Task input:
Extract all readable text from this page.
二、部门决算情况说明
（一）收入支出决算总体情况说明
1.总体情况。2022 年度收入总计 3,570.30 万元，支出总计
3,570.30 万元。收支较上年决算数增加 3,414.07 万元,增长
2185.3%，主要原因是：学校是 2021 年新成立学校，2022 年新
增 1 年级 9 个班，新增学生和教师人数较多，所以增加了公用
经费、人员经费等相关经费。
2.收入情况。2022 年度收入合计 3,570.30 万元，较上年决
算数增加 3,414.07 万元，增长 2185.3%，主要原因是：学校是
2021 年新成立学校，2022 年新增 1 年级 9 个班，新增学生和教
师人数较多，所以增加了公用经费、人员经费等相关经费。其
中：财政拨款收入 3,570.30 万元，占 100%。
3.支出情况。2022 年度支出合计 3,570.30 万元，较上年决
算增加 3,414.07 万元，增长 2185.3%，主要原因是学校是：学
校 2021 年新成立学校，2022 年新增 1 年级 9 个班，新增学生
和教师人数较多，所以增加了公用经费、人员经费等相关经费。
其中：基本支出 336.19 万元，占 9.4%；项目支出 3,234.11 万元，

Instruction: Every record should be given again exactly.

Task answer:
Extract all readable text from this page.
二、部门决算情况说明
（一）收入支出决算总体情况说明
1.总体情况。2022 年度收入总计 3,570.30 万元，支出总计
3,570.30 万元。收支较上年决算数增加 3,414.07 万元,增长
2185.3%，主要原因是：学校是 2021 年新成立学校，2022 年新
增 1 年级 9 个班，新增学生和教师人数较多，所以增加了公用
经费、人员经费等相关经费。
2.收入情况。2022 年度收入合计 3,570.30 万元，较上年决
算数增加 3,414.07 万元，增长 2185.3%，主要原因是：学校是
2021 年新成立学校，2022 年新增 1 年级 9 个班，新增学生和教
师人数较多，所以增加了公用经费、人员经费等相关经费。其
中：财政拨款收入 3,570.30 万元，占 100%。
3.支出情况。2022 年度支出合计 3,570.30 万元，较上年决
算增加 3,414.07 万元，增长 2185.3%，主要原因是学校是：学
校 2021 年新成立学校，2022 年新增 1 年级 9 个班，新增学生
和教师人数较多，所以增加了公用经费、人员经费等相关经费。
其中：基本支出 336.19 万元，占 9.4%；项目支出 3,234.11 万元，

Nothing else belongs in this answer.